Data tied to figure images:
━━━━━━━━━━━━━━━━━━━━
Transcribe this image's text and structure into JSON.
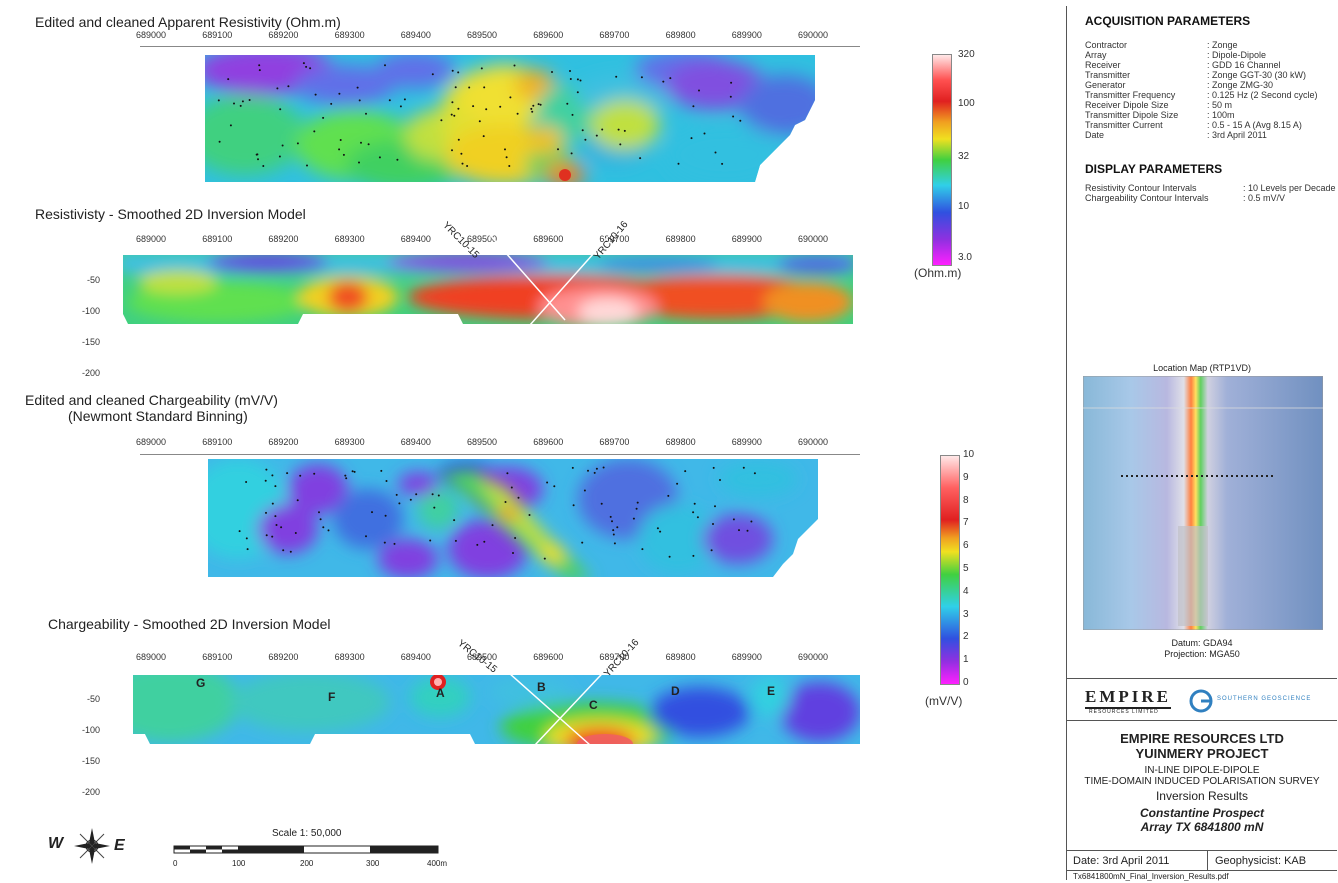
{
  "panels": {
    "app_res_title": "Edited and cleaned Apparent Resistivity (Ohm.m)",
    "res_inv_title": "Resistivisty - Smoothed 2D Inversion Model",
    "charge_title_1": "Edited and cleaned Chargeability  (mV/V)",
    "charge_title_2": "(Newmont Standard Binning)",
    "charge_inv_title": "Chargeability - Smoothed 2D Inversion Model"
  },
  "x_ticks": [
    "689000",
    "689100",
    "689200",
    "689300",
    "689400",
    "689500",
    "689600",
    "689700",
    "689800",
    "689900",
    "690000"
  ],
  "y_ticks": [
    "-50",
    "-100",
    "-150",
    "-200"
  ],
  "drillholes": [
    "YRC10-15",
    "YRC10-16"
  ],
  "anomaly_labels": [
    "G",
    "F",
    "A",
    "B",
    "C",
    "D",
    "E"
  ],
  "res_colorbar": {
    "ticks": [
      "320",
      "100",
      "32",
      "10",
      "3.0"
    ],
    "unit": "(Ohm.m)"
  },
  "charge_colorbar": {
    "ticks": [
      "10",
      "9",
      "8",
      "7",
      "6",
      "5",
      "4",
      "3",
      "2",
      "1",
      "0"
    ],
    "unit": "(mV/V)"
  },
  "acquisition": {
    "heading": "ACQUISITION PARAMETERS",
    "rows": [
      {
        "k": "Contractor",
        "v": ": Zonge"
      },
      {
        "k": "Array",
        "v": ":  Dipole-Dipole"
      },
      {
        "k": "Receiver",
        "v": ": GDD 16 Channel"
      },
      {
        "k": "Transmitter",
        "v": ": Zonge GGT-30 (30 kW)"
      },
      {
        "k": "Generator",
        "v": ": Zonge ZMG-30"
      },
      {
        "k": "Transmitter Frequency",
        "v": ": 0.125 Hz (2 Second cycle)"
      },
      {
        "k": "Receiver Dipole Size",
        "v": ": 50 m"
      },
      {
        "k": "Transmitter Dipole Size",
        "v": ": 100m"
      },
      {
        "k": "Transmitter Current",
        "v": ": 0.5 - 15 A (Avg 8.15 A)"
      },
      {
        "k": "Date",
        "v": ": 3rd April 2011"
      }
    ]
  },
  "display": {
    "heading": "DISPLAY PARAMETERS",
    "rows": [
      {
        "k": "Resistivity Contour Intervals",
        "v": ": 10 Levels per Decade"
      },
      {
        "k": "Chargeability Contour Intervals",
        "v": ": 0.5 mV/V"
      }
    ]
  },
  "location_map": {
    "title": "Location Map (RTP1VD)",
    "datum": "Datum: GDA94",
    "projection": "Projection: MGA50"
  },
  "logos": {
    "company": "EMPIRE",
    "company_sub": "RESOURCES LIMITED",
    "partner": "SOUTHERN GEOSCIENCE"
  },
  "title_block": {
    "company": "EMPIRE RESOURCES LTD",
    "project": "YUINMERY PROJECT",
    "survey1": "IN-LINE DIPOLE-DIPOLE",
    "survey2": "TIME-DOMAIN INDUCED POLARISATION SURVEY",
    "results": "Inversion Results",
    "prospect": "Constantine Prospect",
    "array": "Array TX 6841800 mN",
    "date": "Date: 3rd April 2011",
    "geophysicist": "Geophysicist: KAB",
    "filename": "Tx6841800mN_Final_Inversion_Results.pdf"
  },
  "scale": {
    "title": "Scale 1: 50,000",
    "ticks": [
      "0",
      "100",
      "200",
      "300",
      "400m"
    ]
  },
  "compass": {
    "w": "W",
    "e": "E"
  },
  "colors": {
    "magenta": "#e020e0",
    "blue": "#3050e0",
    "cyan": "#30d0e8",
    "green": "#40d040",
    "yellow": "#f0e020",
    "orange": "#f08020",
    "red": "#e02020",
    "pink": "#ffb0b0"
  }
}
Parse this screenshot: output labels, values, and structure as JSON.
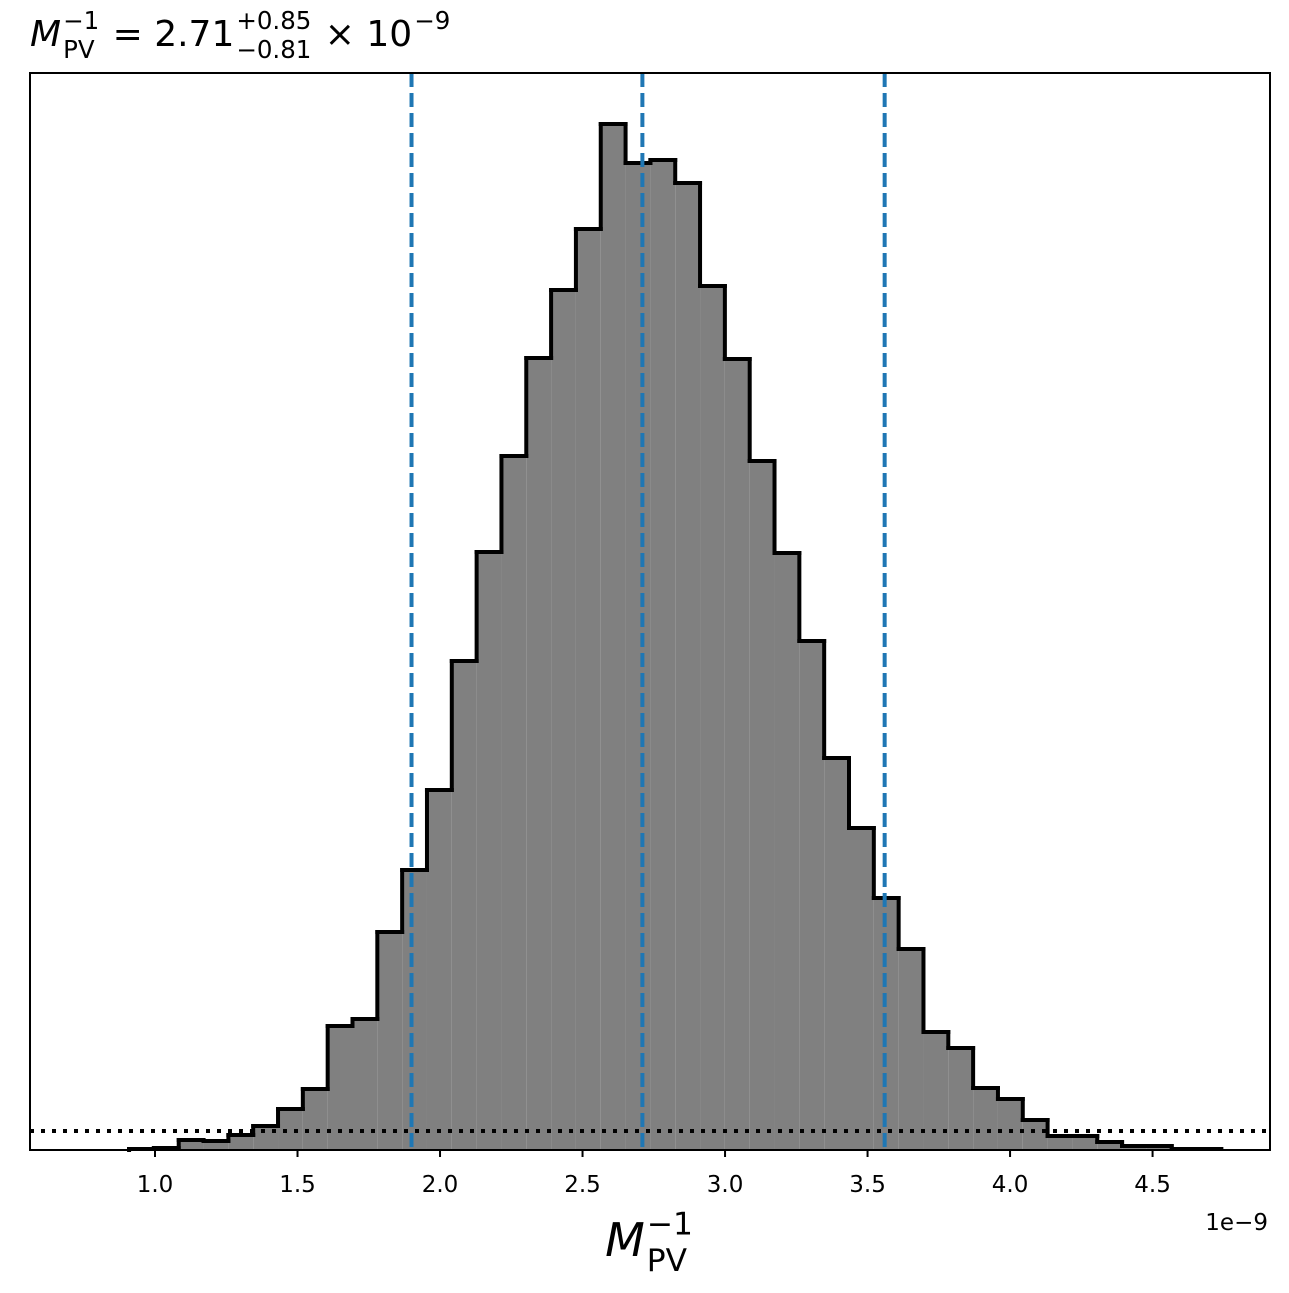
{
  "chart_data": {
    "type": "histogram",
    "title": {
      "symbol": "M",
      "symbol_sup": "−1",
      "symbol_sub": "PV",
      "value": " = 2.71",
      "upper": "+0.85",
      "lower": "−0.81",
      "times": " × 10",
      "exponent": "−9"
    },
    "xlabel": {
      "symbol": "M",
      "sup": "−1",
      "sub": "PV"
    },
    "x_offset_label": "1e−9",
    "bins": [
      0.909,
      0.9961,
      1.0832,
      1.1703,
      1.2574,
      1.3445,
      1.4316,
      1.5187,
      1.6058,
      1.6929,
      1.78,
      1.8671,
      1.9542,
      2.0413,
      2.1284,
      2.2155,
      2.3026,
      2.3897,
      2.4768,
      2.5639,
      2.651,
      2.7381,
      2.8252,
      2.9123,
      2.9994,
      3.0865,
      3.1736,
      3.2607,
      3.3478,
      3.4349,
      3.522,
      3.6091,
      3.6962,
      3.7833,
      3.8704,
      3.9575,
      4.0446,
      4.1317,
      4.2188,
      4.3059,
      4.393,
      4.4801,
      4.5672,
      4.6543,
      4.7414
    ],
    "counts": [
      1,
      2,
      10,
      9,
      15,
      24,
      41,
      61,
      124,
      131,
      218,
      280,
      360,
      489,
      598,
      694,
      792,
      860,
      921,
      1026,
      987,
      990,
      967,
      864,
      791,
      689,
      597,
      509,
      392,
      322,
      252,
      201,
      118,
      102,
      62,
      51,
      30,
      14,
      14,
      8,
      4,
      4,
      1,
      1
    ],
    "color": "#808080",
    "edge_color": "#000000",
    "vlines": [
      1.9,
      2.71,
      3.56
    ],
    "vline_color": "#1f77b4",
    "hline": 19,
    "xlim": [
      0.5614,
      4.912
    ],
    "ylim": [
      0,
      1077
    ],
    "xticks": [
      {
        "value": 1,
        "label": "1.0"
      },
      {
        "value": 1.5,
        "label": "1.5"
      },
      {
        "value": 2,
        "label": "2.0"
      },
      {
        "value": 2.5,
        "label": "2.5"
      },
      {
        "value": 3,
        "label": "3.0"
      },
      {
        "value": 3.5,
        "label": "3.5"
      },
      {
        "value": 4,
        "label": "4.0"
      },
      {
        "value": 4.5,
        "label": "4.5"
      }
    ]
  }
}
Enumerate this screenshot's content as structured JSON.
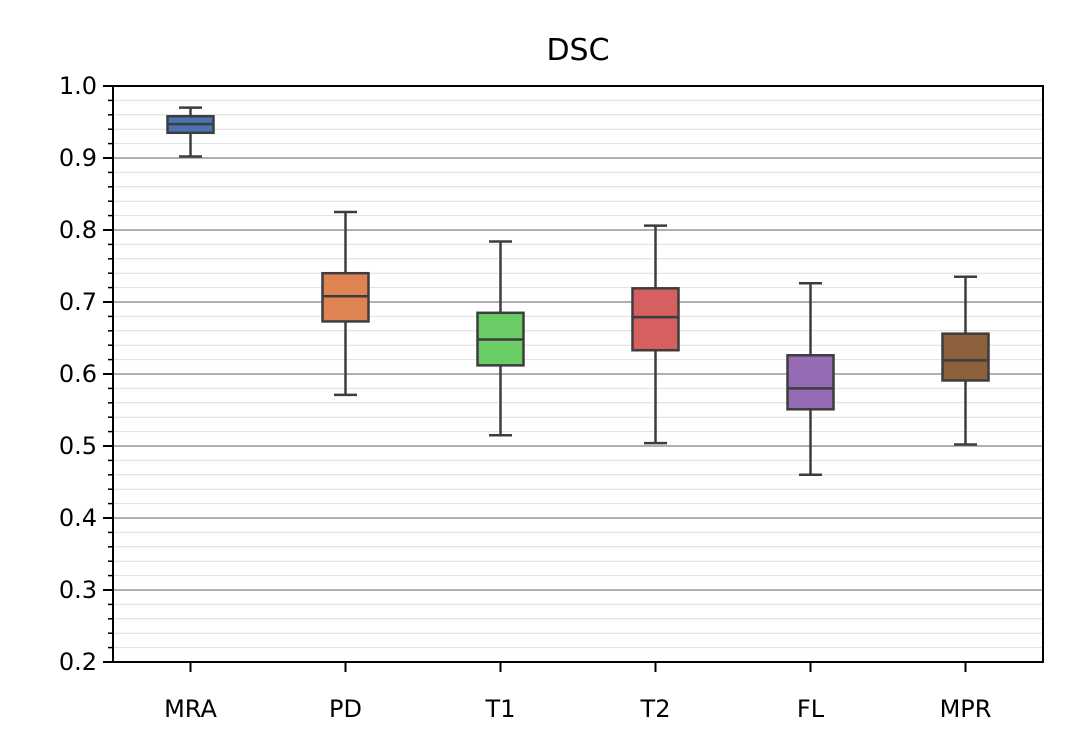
{
  "chart_data": {
    "type": "box",
    "title": "DSC",
    "xlabel": "",
    "ylabel": "",
    "ylim": [
      0.2,
      1.0
    ],
    "yticks": [
      "0.2",
      "0.3",
      "0.4",
      "0.5",
      "0.6",
      "0.7",
      "0.8",
      "0.9",
      "1.0"
    ],
    "grid": true,
    "categories": [
      "MRA",
      "PD",
      "T1",
      "T2",
      "FL",
      "MPR"
    ],
    "boxes": [
      {
        "category": "MRA",
        "min": 0.902,
        "q1": 0.935,
        "median": 0.947,
        "q3": 0.958,
        "max": 0.97,
        "color": "#4c72b0"
      },
      {
        "category": "PD",
        "min": 0.571,
        "q1": 0.673,
        "median": 0.708,
        "q3": 0.74,
        "max": 0.825,
        "color": "#dd8452"
      },
      {
        "category": "T1",
        "min": 0.515,
        "q1": 0.612,
        "median": 0.648,
        "q3": 0.685,
        "max": 0.784,
        "color": "#6acc64"
      },
      {
        "category": "T2",
        "min": 0.504,
        "q1": 0.633,
        "median": 0.679,
        "q3": 0.719,
        "max": 0.806,
        "color": "#d65f5f"
      },
      {
        "category": "FL",
        "min": 0.46,
        "q1": 0.551,
        "median": 0.58,
        "q3": 0.626,
        "max": 0.726,
        "color": "#956cb4"
      },
      {
        "category": "MPR",
        "min": 0.502,
        "q1": 0.591,
        "median": 0.619,
        "q3": 0.656,
        "max": 0.735,
        "color": "#8c613c"
      }
    ]
  }
}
━━━━━━━━━━━━━━━━━━━━
WORK TO BE COMPLETED ▸
Transcribe all of the entries word for word, but skip any pictures they contain.

COMPLETED EXERCISE ▸
Transcribe this image's text and structure into JSON.
{
  "panels": {
    "app_res_title": "Edited and cleaned Apparent Resistivity (Ohm.m)",
    "res_inv_title": "Resistivisty - Smoothed 2D Inversion Model",
    "charge_title_1": "Edited and cleaned Chargeability  (mV/V)",
    "charge_title_2": "(Newmont Standard Binning)",
    "charge_inv_title": "Chargeability - Smoothed 2D Inversion Model"
  },
  "x_ticks": [
    "689000",
    "689100",
    "689200",
    "689300",
    "689400",
    "689500",
    "689600",
    "689700",
    "689800",
    "689900",
    "690000"
  ],
  "y_ticks": [
    "-50",
    "-100",
    "-150",
    "-200"
  ],
  "drillholes": [
    "YRC10-15",
    "YRC10-16"
  ],
  "anomaly_labels": [
    "G",
    "F",
    "A",
    "B",
    "C",
    "D",
    "E"
  ],
  "res_colorbar": {
    "ticks": [
      "320",
      "100",
      "32",
      "10",
      "3.0"
    ],
    "unit": "(Ohm.m)"
  },
  "charge_colorbar": {
    "ticks": [
      "10",
      "9",
      "8",
      "7",
      "6",
      "5",
      "4",
      "3",
      "2",
      "1",
      "0"
    ],
    "unit": "(mV/V)"
  },
  "acquisition": {
    "heading": "ACQUISITION PARAMETERS",
    "rows": [
      {
        "k": "Contractor",
        "v": ": Zonge"
      },
      {
        "k": "Array",
        "v": ":  Dipole-Dipole"
      },
      {
        "k": "Receiver",
        "v": ": GDD 16 Channel"
      },
      {
        "k": "Transmitter",
        "v": ": Zonge GGT-30 (30 kW)"
      },
      {
        "k": "Generator",
        "v": ": Zonge ZMG-30"
      },
      {
        "k": "Transmitter Frequency",
        "v": ": 0.125 Hz (2 Second cycle)"
      },
      {
        "k": "Receiver Dipole Size",
        "v": ": 50 m"
      },
      {
        "k": "Transmitter Dipole Size",
        "v": ": 100m"
      },
      {
        "k": "Transmitter Current",
        "v": ": 0.5 - 15 A (Avg 8.15 A)"
      },
      {
        "k": "Date",
        "v": ": 3rd April 2011"
      }
    ]
  },
  "display": {
    "heading": "DISPLAY PARAMETERS",
    "rows": [
      {
        "k": "Resistivity Contour Intervals",
        "v": ": 10 Levels per Decade"
      },
      {
        "k": "Chargeability Contour Intervals",
        "v": ": 0.5 mV/V"
      }
    ]
  },
  "location_map": {
    "title": "Location Map (RTP1VD)",
    "datum": "Datum: GDA94",
    "projection": "Projection: MGA50"
  },
  "logos": {
    "company": "EMPIRE",
    "company_sub": "RESOURCES LIMITED",
    "partner": "SOUTHERN GEOSCIENCE"
  },
  "title_block": {
    "company": "EMPIRE RESOURCES LTD",
    "project": "YUINMERY PROJECT",
    "survey1": "IN-LINE DIPOLE-DIPOLE",
    "survey2": "TIME-DOMAIN INDUCED POLARISATION SURVEY",
    "results": "Inversion Results",
    "prospect": "Constantine Prospect",
    "array": "Array TX 6841800 mN",
    "date": "Date: 3rd April 2011",
    "geophysicist": "Geophysicist: KAB",
    "filename": "Tx6841800mN_Final_Inversion_Results.pdf"
  },
  "scale": {
    "title": "Scale 1: 50,000",
    "ticks": [
      "0",
      "100",
      "200",
      "300",
      "400m"
    ]
  },
  "compass": {
    "w": "W",
    "e": "E"
  },
  "colors": {
    "magenta": "#e020e0",
    "blue": "#3050e0",
    "cyan": "#30d0e8",
    "green": "#40d040",
    "yellow": "#f0e020",
    "orange": "#f08020",
    "red": "#e02020",
    "pink": "#ffb0b0"
  }
}
Parse this screenshot: output labels, values, and structure as JSON.
{
  "chart_data": {
    "type": "histogram",
    "title": {
      "symbol": "M",
      "symbol_sup": "−1",
      "symbol_sub": "PV",
      "value": " = 2.71",
      "upper": "+0.85",
      "lower": "−0.81",
      "times": " × 10",
      "exponent": "−9"
    },
    "xlabel": {
      "symbol": "M",
      "sup": "−1",
      "sub": "PV"
    },
    "x_offset_label": "1e−9",
    "bins": [
      0.909,
      0.9961,
      1.0832,
      1.1703,
      1.2574,
      1.3445,
      1.4316,
      1.5187,
      1.6058,
      1.6929,
      1.78,
      1.8671,
      1.9542,
      2.0413,
      2.1284,
      2.2155,
      2.3026,
      2.3897,
      2.4768,
      2.5639,
      2.651,
      2.7381,
      2.8252,
      2.9123,
      2.9994,
      3.0865,
      3.1736,
      3.2607,
      3.3478,
      3.4349,
      3.522,
      3.6091,
      3.6962,
      3.7833,
      3.8704,
      3.9575,
      4.0446,
      4.1317,
      4.2188,
      4.3059,
      4.393,
      4.4801,
      4.5672,
      4.6543,
      4.7414
    ],
    "counts": [
      1,
      2,
      10,
      9,
      15,
      24,
      41,
      61,
      124,
      131,
      218,
      280,
      360,
      489,
      598,
      694,
      792,
      860,
      921,
      1026,
      987,
      990,
      967,
      864,
      791,
      689,
      597,
      509,
      392,
      322,
      252,
      201,
      118,
      102,
      62,
      51,
      30,
      14,
      14,
      8,
      4,
      4,
      1,
      1
    ],
    "color": "#808080",
    "edge_color": "#000000",
    "vlines": [
      1.9,
      2.71,
      3.56
    ],
    "vline_color": "#1f77b4",
    "hline": 19,
    "xlim": [
      0.5614,
      4.912
    ],
    "ylim": [
      0,
      1077
    ],
    "xticks": [
      {
        "value": 1,
        "label": "1.0"
      },
      {
        "value": 1.5,
        "label": "1.5"
      },
      {
        "value": 2,
        "label": "2.0"
      },
      {
        "value": 2.5,
        "label": "2.5"
      },
      {
        "value": 3,
        "label": "3.0"
      },
      {
        "value": 3.5,
        "label": "3.5"
      },
      {
        "value": 4,
        "label": "4.0"
      },
      {
        "value": 4.5,
        "label": "4.5"
      }
    ]
  }
}
Enumerate this screenshot's content as structured JSON.
{
  "chart_data": {
    "type": "box",
    "title": "DSC",
    "xlabel": "",
    "ylabel": "",
    "ylim": [
      0.2,
      1.0
    ],
    "yticks": [
      "0.2",
      "0.3",
      "0.4",
      "0.5",
      "0.6",
      "0.7",
      "0.8",
      "0.9",
      "1.0"
    ],
    "grid": true,
    "categories": [
      "MRA",
      "PD",
      "T1",
      "T2",
      "FL",
      "MPR"
    ],
    "boxes": [
      {
        "category": "MRA",
        "min": 0.902,
        "q1": 0.935,
        "median": 0.947,
        "q3": 0.958,
        "max": 0.97,
        "color": "#4c72b0"
      },
      {
        "category": "PD",
        "min": 0.571,
        "q1": 0.673,
        "median": 0.708,
        "q3": 0.74,
        "max": 0.825,
        "color": "#dd8452"
      },
      {
        "category": "T1",
        "min": 0.515,
        "q1": 0.612,
        "median": 0.648,
        "q3": 0.685,
        "max": 0.784,
        "color": "#6acc64"
      },
      {
        "category": "T2",
        "min": 0.504,
        "q1": 0.633,
        "median": 0.679,
        "q3": 0.719,
        "max": 0.806,
        "color": "#d65f5f"
      },
      {
        "category": "FL",
        "min": 0.46,
        "q1": 0.551,
        "median": 0.58,
        "q3": 0.626,
        "max": 0.726,
        "color": "#956cb4"
      },
      {
        "category": "MPR",
        "min": 0.502,
        "q1": 0.591,
        "median": 0.619,
        "q3": 0.656,
        "max": 0.735,
        "color": "#8c613c"
      }
    ]
  }
}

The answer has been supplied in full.